* Problem requirements *
List the lines of this listing that hold the word "available".

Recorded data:
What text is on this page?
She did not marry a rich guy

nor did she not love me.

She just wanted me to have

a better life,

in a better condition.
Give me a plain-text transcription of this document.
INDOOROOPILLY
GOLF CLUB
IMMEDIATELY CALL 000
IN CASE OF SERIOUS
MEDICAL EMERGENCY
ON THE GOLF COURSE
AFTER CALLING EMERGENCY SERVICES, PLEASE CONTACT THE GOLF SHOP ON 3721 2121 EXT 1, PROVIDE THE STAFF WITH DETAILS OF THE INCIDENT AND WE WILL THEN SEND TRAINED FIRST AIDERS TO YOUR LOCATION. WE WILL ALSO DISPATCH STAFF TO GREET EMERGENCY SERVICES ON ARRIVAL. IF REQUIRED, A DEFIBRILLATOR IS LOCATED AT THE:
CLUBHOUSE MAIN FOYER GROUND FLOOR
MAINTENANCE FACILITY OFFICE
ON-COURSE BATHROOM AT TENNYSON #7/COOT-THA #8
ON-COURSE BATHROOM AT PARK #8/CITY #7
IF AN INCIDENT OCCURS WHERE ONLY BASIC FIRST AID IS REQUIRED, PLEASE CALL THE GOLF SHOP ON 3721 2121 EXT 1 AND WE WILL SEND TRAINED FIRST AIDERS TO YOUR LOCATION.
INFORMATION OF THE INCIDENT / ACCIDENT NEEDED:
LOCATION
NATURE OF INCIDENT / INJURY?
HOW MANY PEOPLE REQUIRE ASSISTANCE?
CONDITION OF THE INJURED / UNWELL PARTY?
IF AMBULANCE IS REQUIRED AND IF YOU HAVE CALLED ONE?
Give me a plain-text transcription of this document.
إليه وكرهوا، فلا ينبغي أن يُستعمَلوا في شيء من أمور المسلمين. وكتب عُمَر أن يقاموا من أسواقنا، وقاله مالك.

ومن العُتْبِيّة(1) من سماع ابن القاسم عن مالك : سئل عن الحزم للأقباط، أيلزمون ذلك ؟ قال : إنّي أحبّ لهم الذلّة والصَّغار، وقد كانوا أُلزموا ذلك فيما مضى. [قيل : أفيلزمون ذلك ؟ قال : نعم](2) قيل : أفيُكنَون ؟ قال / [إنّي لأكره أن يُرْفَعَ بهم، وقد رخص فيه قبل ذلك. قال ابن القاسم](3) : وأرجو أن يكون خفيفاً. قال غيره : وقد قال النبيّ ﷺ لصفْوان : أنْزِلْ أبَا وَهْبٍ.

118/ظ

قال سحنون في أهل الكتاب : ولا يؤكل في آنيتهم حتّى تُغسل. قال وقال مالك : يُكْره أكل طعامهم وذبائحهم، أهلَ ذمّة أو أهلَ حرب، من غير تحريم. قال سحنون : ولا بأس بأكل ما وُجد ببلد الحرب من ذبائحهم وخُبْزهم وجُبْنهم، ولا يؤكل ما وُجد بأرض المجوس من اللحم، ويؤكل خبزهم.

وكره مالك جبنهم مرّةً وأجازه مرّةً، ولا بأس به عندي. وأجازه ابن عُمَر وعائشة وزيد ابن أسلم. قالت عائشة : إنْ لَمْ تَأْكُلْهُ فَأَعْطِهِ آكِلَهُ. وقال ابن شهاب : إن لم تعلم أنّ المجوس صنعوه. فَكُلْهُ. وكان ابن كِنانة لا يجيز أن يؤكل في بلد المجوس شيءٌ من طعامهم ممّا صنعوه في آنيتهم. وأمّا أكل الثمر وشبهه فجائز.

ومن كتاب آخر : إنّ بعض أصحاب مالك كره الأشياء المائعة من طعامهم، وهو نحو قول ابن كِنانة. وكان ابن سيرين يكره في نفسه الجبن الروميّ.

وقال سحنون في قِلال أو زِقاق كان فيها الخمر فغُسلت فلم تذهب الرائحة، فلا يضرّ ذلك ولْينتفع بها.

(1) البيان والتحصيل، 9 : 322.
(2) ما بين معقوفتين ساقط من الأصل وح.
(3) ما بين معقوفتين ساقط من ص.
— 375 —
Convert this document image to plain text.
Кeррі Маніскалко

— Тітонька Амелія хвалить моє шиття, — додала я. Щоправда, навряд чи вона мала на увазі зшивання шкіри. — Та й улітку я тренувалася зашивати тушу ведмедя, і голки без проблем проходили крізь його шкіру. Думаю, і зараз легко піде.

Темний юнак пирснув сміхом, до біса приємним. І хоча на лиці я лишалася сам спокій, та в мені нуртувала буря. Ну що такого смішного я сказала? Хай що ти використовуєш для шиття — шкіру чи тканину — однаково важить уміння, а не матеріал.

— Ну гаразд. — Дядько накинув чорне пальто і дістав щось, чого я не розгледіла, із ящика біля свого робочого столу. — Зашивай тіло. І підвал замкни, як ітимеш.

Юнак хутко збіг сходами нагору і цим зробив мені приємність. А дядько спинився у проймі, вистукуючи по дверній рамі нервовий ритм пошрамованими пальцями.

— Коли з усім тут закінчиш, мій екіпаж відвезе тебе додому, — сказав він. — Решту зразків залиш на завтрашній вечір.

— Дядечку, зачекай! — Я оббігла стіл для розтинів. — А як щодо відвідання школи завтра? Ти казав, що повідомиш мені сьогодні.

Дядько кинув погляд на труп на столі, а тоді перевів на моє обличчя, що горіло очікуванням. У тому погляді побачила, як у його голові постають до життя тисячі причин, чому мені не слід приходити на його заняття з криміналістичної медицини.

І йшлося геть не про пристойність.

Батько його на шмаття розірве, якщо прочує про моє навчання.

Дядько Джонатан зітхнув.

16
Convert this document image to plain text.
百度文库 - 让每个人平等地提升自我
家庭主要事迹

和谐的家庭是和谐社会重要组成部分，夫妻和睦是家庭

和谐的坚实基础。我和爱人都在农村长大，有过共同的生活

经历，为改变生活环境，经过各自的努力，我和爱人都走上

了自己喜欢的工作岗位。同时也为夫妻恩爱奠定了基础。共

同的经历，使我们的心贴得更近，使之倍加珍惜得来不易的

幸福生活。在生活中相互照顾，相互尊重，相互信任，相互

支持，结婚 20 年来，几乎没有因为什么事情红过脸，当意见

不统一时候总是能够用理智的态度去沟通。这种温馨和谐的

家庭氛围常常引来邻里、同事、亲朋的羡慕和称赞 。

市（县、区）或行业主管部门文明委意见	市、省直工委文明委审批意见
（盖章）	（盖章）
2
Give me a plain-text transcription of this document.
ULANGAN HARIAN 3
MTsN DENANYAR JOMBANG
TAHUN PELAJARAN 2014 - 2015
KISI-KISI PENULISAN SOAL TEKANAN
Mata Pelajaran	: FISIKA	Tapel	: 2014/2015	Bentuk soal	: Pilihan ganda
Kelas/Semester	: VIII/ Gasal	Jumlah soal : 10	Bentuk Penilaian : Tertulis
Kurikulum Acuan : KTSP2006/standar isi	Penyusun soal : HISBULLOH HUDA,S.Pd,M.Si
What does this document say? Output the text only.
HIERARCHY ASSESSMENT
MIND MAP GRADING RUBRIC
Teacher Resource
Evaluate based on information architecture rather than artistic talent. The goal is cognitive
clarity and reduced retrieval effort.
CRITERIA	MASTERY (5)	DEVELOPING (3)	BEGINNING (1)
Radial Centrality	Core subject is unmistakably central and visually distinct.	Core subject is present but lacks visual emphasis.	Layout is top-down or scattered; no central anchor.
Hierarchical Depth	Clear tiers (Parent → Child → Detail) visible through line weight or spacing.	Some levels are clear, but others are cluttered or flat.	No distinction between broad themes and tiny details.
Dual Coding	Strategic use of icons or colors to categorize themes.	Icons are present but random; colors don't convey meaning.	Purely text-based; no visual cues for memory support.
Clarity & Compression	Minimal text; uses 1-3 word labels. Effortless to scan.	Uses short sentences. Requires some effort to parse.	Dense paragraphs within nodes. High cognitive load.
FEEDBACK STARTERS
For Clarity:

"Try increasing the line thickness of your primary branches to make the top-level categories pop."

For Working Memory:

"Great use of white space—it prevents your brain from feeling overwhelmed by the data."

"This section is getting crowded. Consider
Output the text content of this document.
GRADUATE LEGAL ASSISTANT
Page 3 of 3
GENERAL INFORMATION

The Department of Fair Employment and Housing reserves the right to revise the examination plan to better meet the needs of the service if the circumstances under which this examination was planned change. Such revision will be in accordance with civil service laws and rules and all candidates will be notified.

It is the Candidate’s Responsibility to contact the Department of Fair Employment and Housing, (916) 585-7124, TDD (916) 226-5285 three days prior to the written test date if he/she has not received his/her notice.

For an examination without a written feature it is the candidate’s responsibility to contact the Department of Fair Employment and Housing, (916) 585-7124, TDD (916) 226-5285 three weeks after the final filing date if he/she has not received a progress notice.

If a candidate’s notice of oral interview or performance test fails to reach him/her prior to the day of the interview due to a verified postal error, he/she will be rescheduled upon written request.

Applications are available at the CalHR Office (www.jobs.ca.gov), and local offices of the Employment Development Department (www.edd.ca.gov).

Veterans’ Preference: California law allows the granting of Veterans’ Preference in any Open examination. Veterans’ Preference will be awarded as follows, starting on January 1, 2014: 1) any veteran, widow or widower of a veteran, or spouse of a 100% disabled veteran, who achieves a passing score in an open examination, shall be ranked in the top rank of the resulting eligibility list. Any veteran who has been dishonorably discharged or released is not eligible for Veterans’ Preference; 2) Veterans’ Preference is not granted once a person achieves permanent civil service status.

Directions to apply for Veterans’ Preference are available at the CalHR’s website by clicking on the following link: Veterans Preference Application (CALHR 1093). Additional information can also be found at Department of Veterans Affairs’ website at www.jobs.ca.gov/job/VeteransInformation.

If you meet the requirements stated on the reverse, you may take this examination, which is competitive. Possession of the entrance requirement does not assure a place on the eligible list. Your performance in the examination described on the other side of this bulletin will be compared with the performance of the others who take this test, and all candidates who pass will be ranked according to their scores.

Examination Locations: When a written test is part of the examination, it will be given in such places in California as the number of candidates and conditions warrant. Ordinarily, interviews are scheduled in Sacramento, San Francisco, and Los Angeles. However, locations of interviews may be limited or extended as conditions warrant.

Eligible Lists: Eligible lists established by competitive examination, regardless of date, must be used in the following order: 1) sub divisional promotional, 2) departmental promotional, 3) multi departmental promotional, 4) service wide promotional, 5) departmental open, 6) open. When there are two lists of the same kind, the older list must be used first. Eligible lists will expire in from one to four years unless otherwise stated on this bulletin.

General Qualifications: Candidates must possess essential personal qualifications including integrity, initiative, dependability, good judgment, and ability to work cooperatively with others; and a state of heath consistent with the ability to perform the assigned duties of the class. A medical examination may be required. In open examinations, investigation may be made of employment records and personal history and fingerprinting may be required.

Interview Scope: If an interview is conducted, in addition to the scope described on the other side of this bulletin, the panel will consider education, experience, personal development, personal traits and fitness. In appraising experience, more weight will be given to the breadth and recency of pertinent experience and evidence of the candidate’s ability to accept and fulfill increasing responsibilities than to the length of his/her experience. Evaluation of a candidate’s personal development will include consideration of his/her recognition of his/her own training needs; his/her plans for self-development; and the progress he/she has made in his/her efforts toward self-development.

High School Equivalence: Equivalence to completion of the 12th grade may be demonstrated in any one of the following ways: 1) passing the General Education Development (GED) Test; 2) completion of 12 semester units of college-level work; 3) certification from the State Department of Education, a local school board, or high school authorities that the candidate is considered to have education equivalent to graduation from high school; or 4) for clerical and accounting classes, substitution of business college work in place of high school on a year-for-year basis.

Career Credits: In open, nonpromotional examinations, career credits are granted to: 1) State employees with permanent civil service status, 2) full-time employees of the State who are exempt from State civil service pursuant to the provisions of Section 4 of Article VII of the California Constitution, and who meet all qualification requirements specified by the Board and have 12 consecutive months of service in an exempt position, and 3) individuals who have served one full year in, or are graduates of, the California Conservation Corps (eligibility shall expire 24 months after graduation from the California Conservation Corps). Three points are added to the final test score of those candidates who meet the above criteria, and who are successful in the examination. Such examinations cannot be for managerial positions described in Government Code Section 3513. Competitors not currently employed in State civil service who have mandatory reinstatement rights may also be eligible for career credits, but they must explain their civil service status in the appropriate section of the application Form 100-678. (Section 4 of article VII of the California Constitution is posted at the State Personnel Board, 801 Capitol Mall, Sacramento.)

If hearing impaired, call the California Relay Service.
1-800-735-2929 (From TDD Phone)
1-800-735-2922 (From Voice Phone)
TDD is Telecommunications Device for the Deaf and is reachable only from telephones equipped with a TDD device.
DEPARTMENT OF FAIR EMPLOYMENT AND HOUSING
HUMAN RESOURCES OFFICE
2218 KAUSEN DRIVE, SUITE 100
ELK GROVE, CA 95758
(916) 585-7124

* Task result *
Applications are available at the CalHR Office (www.jobs.ca.gov), and local offices of the Employment Development Department (www.edd.ca.gov).
Directions to apply for Veterans’ Preference are available at the CalHR’s website by clicking on the following link: Veterans Preference Application (CALHR 1093). Additional information can also be found at Department of Veterans Affairs’ website at www.jobs.ca.gov/job/VeteransInformation.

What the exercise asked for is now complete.